What is asked:
Copy the records below line for line, leaving out the pictures.

Records shown:
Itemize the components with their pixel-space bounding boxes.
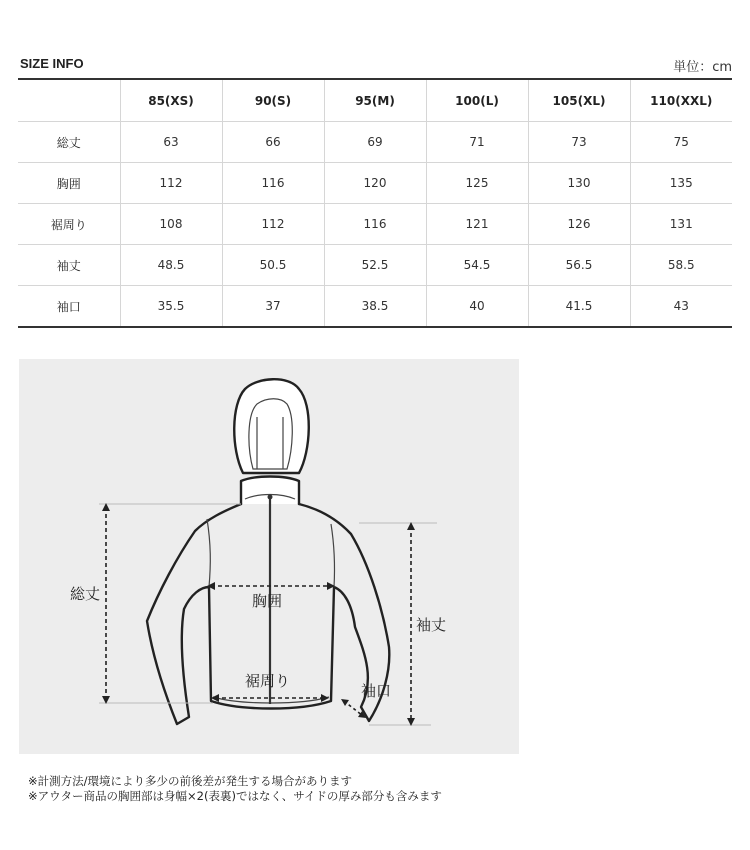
- total-length-label: 総丈: [70, 585, 101, 603]
- size-table: [18, 78, 732, 328]
- table-cell: 116: [324, 204, 426, 245]
- table-cell: 56.5: [528, 245, 630, 286]
- table-row: [18, 163, 732, 204]
- table-cell: 58.5: [630, 245, 732, 286]
- table-row: [18, 245, 732, 286]
- row-label: 袖丈: [18, 245, 120, 286]
- table-row: [18, 204, 732, 245]
- table-header-cell: 85(XS): [120, 79, 222, 122]
- table-row: [18, 286, 732, 328]
- table-cell: 40: [426, 286, 528, 328]
- table-header-cell: 100(L): [426, 79, 528, 122]
- table-header-row: [18, 79, 732, 122]
- note-line: ※計測方法/環境により多少の前後差が発生する場合があります: [28, 774, 353, 788]
- table-cell: 50.5: [222, 245, 324, 286]
- unit-label: 単位：cm: [673, 60, 732, 75]
- table-cell: 54.5: [426, 245, 528, 286]
- jacket-illustration: [19, 359, 519, 754]
- table-header-empty: [18, 79, 120, 122]
- table-row: [18, 122, 732, 163]
- table-cell: 52.5: [324, 245, 426, 286]
- table-cell: 116: [222, 163, 324, 204]
- table-cell: 37: [222, 286, 324, 328]
- row-label: 胸囲: [18, 163, 120, 204]
- table-cell: 48.5: [120, 245, 222, 286]
- size-info-title: SIZE INFO: [20, 56, 84, 71]
- table-cell: 131: [630, 204, 732, 245]
- table-cell: 69: [324, 122, 426, 163]
- table-cell: 112: [222, 204, 324, 245]
- table-cell: 75: [630, 122, 732, 163]
- table-header-cell: 90(S): [222, 79, 324, 122]
- row-label: 袖口: [18, 286, 120, 328]
- row-label: 総丈: [18, 122, 120, 163]
- table-cell: 73: [528, 122, 630, 163]
- table-cell: 35.5: [120, 286, 222, 328]
- table-header-cell: 110(XXL): [630, 79, 732, 122]
- hem-label: 裾周り: [245, 672, 291, 690]
- note-line: ※アウター商品の胸囲部は身幅×2(表裏)ではなく、サイドの厚み部分も含みます: [28, 789, 442, 803]
- table-cell: 108: [120, 204, 222, 245]
- table-cell: 112: [120, 163, 222, 204]
- table-cell: 126: [528, 204, 630, 245]
- sleeve-length-label: 袖丈: [416, 616, 447, 634]
- table-cell: 71: [426, 122, 528, 163]
- table-cell: 41.5: [528, 286, 630, 328]
- table-cell: 120: [324, 163, 426, 204]
- table-cell: 121: [426, 204, 528, 245]
- row-label: 裾周り: [18, 204, 120, 245]
- table-cell: 43: [630, 286, 732, 328]
- table-cell: 130: [528, 163, 630, 204]
- table-header-cell: 95(M): [324, 79, 426, 122]
- table-cell: 66: [222, 122, 324, 163]
- cuff-label: 袖口: [361, 682, 392, 700]
- chest-label: 胸囲: [252, 592, 283, 610]
- measurement-diagram: [19, 359, 519, 754]
- table-header-cell: 105(XL): [528, 79, 630, 122]
- table-cell: 135: [630, 163, 732, 204]
- table-cell: 63: [120, 122, 222, 163]
- table-cell: 125: [426, 163, 528, 204]
- table-cell: 38.5: [324, 286, 426, 328]
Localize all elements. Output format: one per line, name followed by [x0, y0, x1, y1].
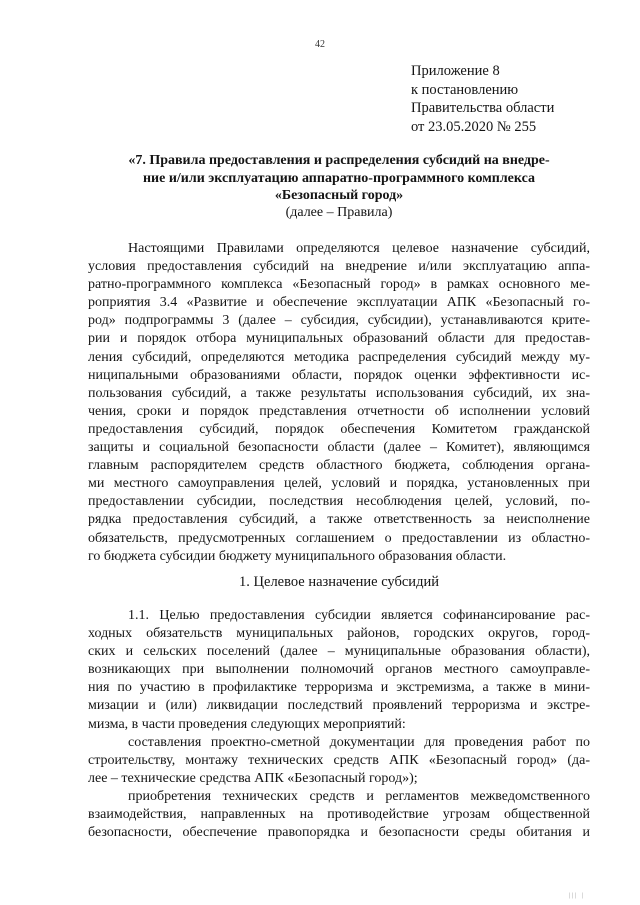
document-title [104, 152, 574, 205]
section-heading: 1. Целевое назначение субсидий [239, 574, 439, 590]
text-line: предоставлении субсидии, последствия несоблюдения целей, условий, по- [88, 494, 590, 510]
text-line: условия предоставления субсидий на внедрение и/или эксплуатацию аппа- [88, 259, 590, 275]
appendix-line: Приложение 8 [411, 63, 500, 79]
text-line: рядка предоставления субсидий, а также ответственность за неисполнение [88, 512, 590, 528]
text-line: ских и сельских поселений (далее – муниципальные образования области), [88, 644, 590, 660]
text-line: составления проектно-сметной документации для проведения работ по [128, 734, 590, 750]
text-line: род» подпрограммы 3 (далее – субсидия, субсидии), устанавливаются крите- [88, 313, 590, 329]
appendix-line: к постановлению [411, 81, 519, 98]
text-line: обязательств, предусмотренных соглашением о предоставлении из областно- [88, 530, 590, 546]
text-line: чения, сроки и порядок представления отчетности об исполнении условий [88, 403, 590, 419]
appendix-line: от 23.05.2020 № 255 [411, 118, 537, 135]
text-line: мизации и (или) ликвидации последствий проявлений терроризма и экстре- [88, 698, 590, 714]
text-line: безопасности, обеспечение правопорядка и безопасности среды обитания и [88, 825, 590, 841]
text-line: ниципальными образованиями области, порядок оценки эффективности ис- [88, 367, 590, 383]
text-line: ния по участию в профилактике терроризма и экстремизма, а также в мини- [88, 680, 590, 696]
text-line: защиты и социальной безопасности области (далее – Комитет), являющимся [88, 440, 590, 456]
appendix-reference [411, 62, 621, 136]
intro-paragraph [88, 240, 590, 566]
text-line: взаимодействия, направленных на противодействие угрозам общественной [88, 807, 590, 823]
section-1-text [88, 607, 590, 842]
scan-artifact: ||| | [568, 893, 585, 899]
text-line: возникающих при выполнении полномочий органов местного самоуправле- [88, 662, 590, 678]
text-line: Настоящими Правилами определяются целевое назначение субсидий, [128, 241, 590, 256]
text-line: строительству, монтажу технических средств АПК «Безопасный город» (да- [88, 752, 590, 768]
appendix-line: Правительства области [411, 100, 555, 116]
text-line: лее – технические средства АПК «Безопасный город»); [88, 770, 418, 786]
text-line: приобретения технических средств и регламентов межведомственного [128, 788, 590, 804]
title-line: «Безопасный город» [274, 188, 404, 203]
document-subtitle: (далее – Правила) [285, 205, 393, 220]
text-line: рии и порядок отбора муниципальных образований области для предостав- [88, 331, 590, 347]
text-line: роприятия 3.4 «Развитие и обеспечение эксплуатации АПК «Безопасный го- [88, 295, 590, 311]
title-line: «7. Правила предоставления и распределения субсидий на внедре- [128, 153, 550, 168]
text-line: пользования субсидий, а также результаты использования субсидий, их зна- [88, 385, 590, 401]
text-line: предоставления субсидий, порядок обеспечения Комитетом гражданской [88, 421, 590, 437]
text-line: ратно-программного комплекса «Безопасный город» в рамках основного ме- [88, 277, 590, 293]
text-line: го бюджета субсидии бюджету муниципального образования области. [88, 548, 507, 564]
text-line: ления субсидий, определяются методика распределения субсидий между му- [88, 349, 590, 365]
text-line: главным распорядителем средств областного бюджета, соблюдения органа- [88, 458, 590, 474]
text-line: ходных обязательств муниципальных районов, городских округов, город- [88, 626, 590, 642]
text-line: 1.1. Целью предоставления субсидии является софинансирование рас- [128, 608, 590, 623]
text-line: мизма, в части проведения следующих мероприятий: [88, 716, 406, 732]
text-line: ми местного самоуправления целей, условий и порядка, установленных при [88, 476, 590, 492]
page-number: 42 [315, 39, 325, 50]
title-line: ние и/или эксплуатацию аппаратно-программного комплекса [142, 170, 536, 186]
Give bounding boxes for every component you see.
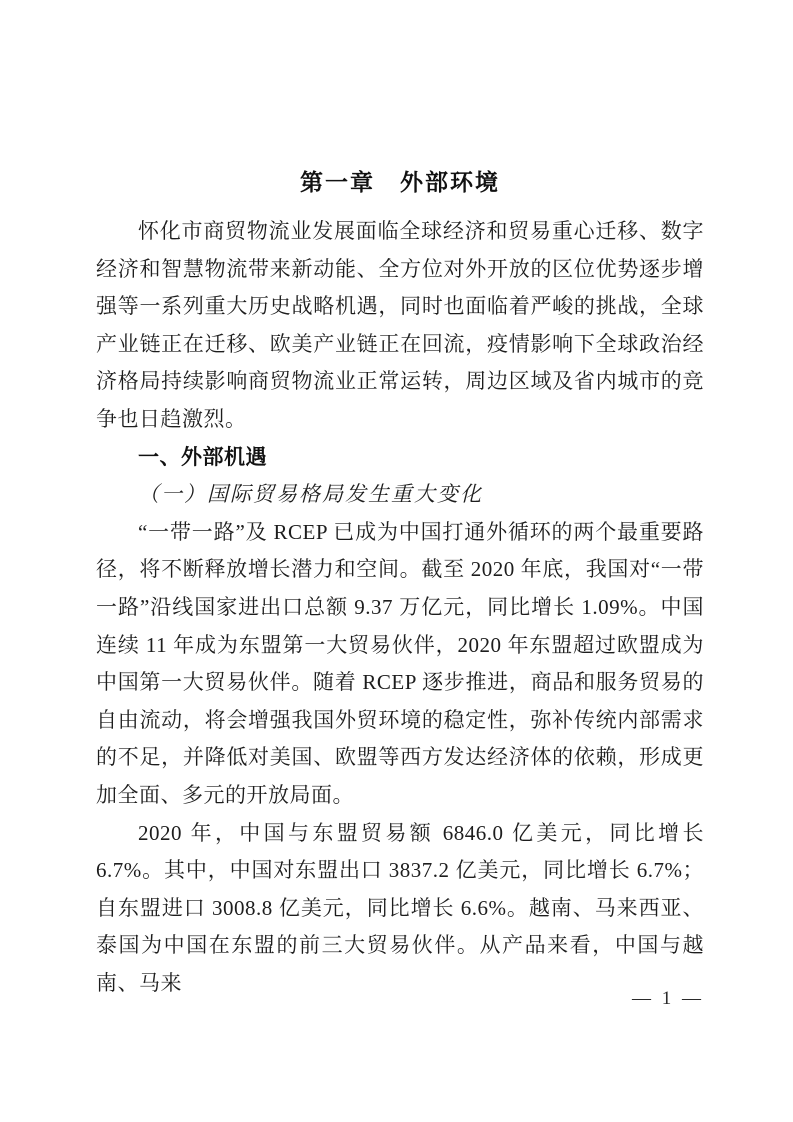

Task solution:
Itemize the components with their pixel-space bounding boxes.
- total-length-label: 総丈: [70, 585, 101, 603]
- size-table: [18, 78, 732, 328]
- table-cell: 116: [324, 204, 426, 245]
- table-cell: 56.5: [528, 245, 630, 286]
- table-row: [18, 163, 732, 204]
- table-cell: 58.5: [630, 245, 732, 286]
- table-row: [18, 245, 732, 286]
- row-label: 袖丈: [18, 245, 120, 286]
- table-row: [18, 204, 732, 245]
- table-header-cell: 85(XS): [120, 79, 222, 122]
- table-row: [18, 286, 732, 328]
- table-cell: 40: [426, 286, 528, 328]
- table-header-cell: 100(L): [426, 79, 528, 122]
- table-header-row: [18, 79, 732, 122]
- note-line: ※計測方法/環境により多少の前後差が発生する場合があります: [28, 774, 353, 788]
- table-cell: 50.5: [222, 245, 324, 286]
- unit-label: 単位：cm: [673, 60, 732, 75]
- table-cell: 54.5: [426, 245, 528, 286]
- jacket-illustration: [19, 359, 519, 754]
- table-header-empty: [18, 79, 120, 122]
- table-row: [18, 122, 732, 163]
- table-cell: 52.5: [324, 245, 426, 286]
- table-cell: 116: [222, 163, 324, 204]
- table-cell: 37: [222, 286, 324, 328]
- row-label: 胸囲: [18, 163, 120, 204]
- table-cell: 48.5: [120, 245, 222, 286]
- size-info-title: SIZE INFO: [20, 56, 84, 71]
- table-cell: 131: [630, 204, 732, 245]
- table-cell: 69: [324, 122, 426, 163]
- table-cell: 112: [222, 204, 324, 245]
- table-cell: 75: [630, 122, 732, 163]
- table-header-cell: 90(S): [222, 79, 324, 122]
- row-label: 袖口: [18, 286, 120, 328]
- row-label: 総丈: [18, 122, 120, 163]
- table-cell: 73: [528, 122, 630, 163]
- table-cell: 35.5: [120, 286, 222, 328]
- table-header-cell: 110(XXL): [630, 79, 732, 122]
- hem-label: 裾周り: [245, 672, 291, 690]
- note-line: ※アウター商品の胸囲部は身幅×2(表裏)ではなく、サイドの厚み部分も含みます: [28, 789, 442, 803]
- table-cell: 108: [120, 204, 222, 245]
- table-cell: 112: [120, 163, 222, 204]
- table-cell: 126: [528, 204, 630, 245]
- sleeve-length-label: 袖丈: [416, 616, 447, 634]
- table-cell: 71: [426, 122, 528, 163]
- table-cell: 41.5: [528, 286, 630, 328]
- table-cell: 120: [324, 163, 426, 204]
- table-cell: 121: [426, 204, 528, 245]
- row-label: 裾周り: [18, 204, 120, 245]
- table-cell: 43: [630, 286, 732, 328]
- table-cell: 130: [528, 163, 630, 204]
- table-header-cell: 95(M): [324, 79, 426, 122]
- table-cell: 66: [222, 122, 324, 163]
- cuff-label: 袖口: [361, 682, 392, 700]
- chest-label: 胸囲: [252, 592, 283, 610]
- measurement-diagram: [19, 359, 519, 754]
- table-header-cell: 105(XL): [528, 79, 630, 122]
- table-cell: 135: [630, 163, 732, 204]
- table-cell: 63: [120, 122, 222, 163]
- table-cell: 125: [426, 163, 528, 204]
- table-cell: 38.5: [324, 286, 426, 328]
Localize all elements. Output format: one per line, name followed by [x0, y0, x1, y1].
document-title [104, 152, 574, 205]
section-heading: 1. Целевое назначение субсидий [239, 574, 439, 590]
text-line: предоставлении субсидии, последствия несоблюдения целей, условий, по- [88, 494, 590, 510]
text-line: условия предоставления субсидий на внедрение и/или эксплуатацию аппа- [88, 259, 590, 275]
appendix-line: Приложение 8 [411, 63, 500, 79]
text-line: рядка предоставления субсидий, а также ответственность за неисполнение [88, 512, 590, 528]
text-line: ских и сельских поселений (далее – муниципальные образования области), [88, 644, 590, 660]
text-line: составления проектно-сметной документации для проведения работ по [128, 734, 590, 750]
text-line: род» подпрограммы 3 (далее – субсидия, субсидии), устанавливаются крите- [88, 313, 590, 329]
appendix-line: к постановлению [411, 81, 519, 98]
text-line: обязательств, предусмотренных соглашением о предоставлении из областно- [88, 530, 590, 546]
text-line: чения, сроки и порядок представления отчетности об исполнении условий [88, 403, 590, 419]
appendix-line: от 23.05.2020 № 255 [411, 118, 537, 135]
text-line: мизации и (или) ликвидации последствий проявлений терроризма и экстре- [88, 698, 590, 714]
text-line: безопасности, обеспечение правопорядка и безопасности среды обитания и [88, 825, 590, 841]
text-line: ниципальными образованиями области, порядок оценки эффективности ис- [88, 367, 590, 383]
text-line: ния по участию в профилактике терроризма и экстремизма, а также в мини- [88, 680, 590, 696]
text-line: защиты и социальной безопасности области (далее – Комитет), являющимся [88, 440, 590, 456]
appendix-reference [411, 62, 621, 136]
intro-paragraph [88, 240, 590, 566]
text-line: взаимодействия, направленных на противодействие угрозам общественной [88, 807, 590, 823]
section-1-text [88, 607, 590, 842]
scan-artifact: ||| | [568, 893, 585, 899]
text-line: возникающих при выполнении полномочий органов местного самоуправле- [88, 662, 590, 678]
text-line: Настоящими Правилами определяются целевое назначение субсидий, [128, 241, 590, 256]
text-line: строительству, монтажу технических средств АПК «Безопасный город» (да- [88, 752, 590, 768]
appendix-line: Правительства области [411, 100, 555, 116]
text-line: лее – технические средства АПК «Безопасный город»); [88, 770, 418, 786]
text-line: приобретения технических средств и регламентов межведомственного [128, 788, 590, 804]
title-line: «Безопасный город» [274, 188, 404, 203]
document-subtitle: (далее – Правила) [285, 205, 393, 220]
text-line: рии и порядок отбора муниципальных образований области для предостав- [88, 331, 590, 347]
text-line: роприятия 3.4 «Развитие и обеспечение эксплуатации АПК «Безопасный го- [88, 295, 590, 311]
title-line: «7. Правила предоставления и распределения субсидий на внедре- [128, 153, 550, 168]
text-line: пользования субсидий, а также результаты использования субсидий, их зна- [88, 385, 590, 401]
text-line: предоставления субсидий, порядок обеспечения Комитетом гражданской [88, 421, 590, 437]
text-line: ратно-программного комплекса «Безопасный город» в рамках основного ме- [88, 277, 590, 293]
text-line: го бюджета субсидии бюджету муниципального образования области. [88, 548, 507, 564]
text-line: ления субсидий, определяются методика распределения субсидий между му- [88, 349, 590, 365]
text-line: главным распорядителем средств областного бюджета, соблюдения органа- [88, 458, 590, 474]
text-line: ходных обязательств муниципальных районов, городских округов, город- [88, 626, 590, 642]
text-line: 1.1. Целью предоставления субсидии является софинансирование рас- [128, 608, 590, 623]
text-line: мизма, в части проведения следующих мероприятий: [88, 716, 406, 732]
text-line: ми местного самоуправления целей, условий и порядка, установленных при [88, 476, 590, 492]
page-number: 42 [315, 39, 325, 50]
title-line: ние и/или эксплуатацию аппаратно-программного комплекса [142, 170, 536, 186]
Give bounding boxes for every component you see.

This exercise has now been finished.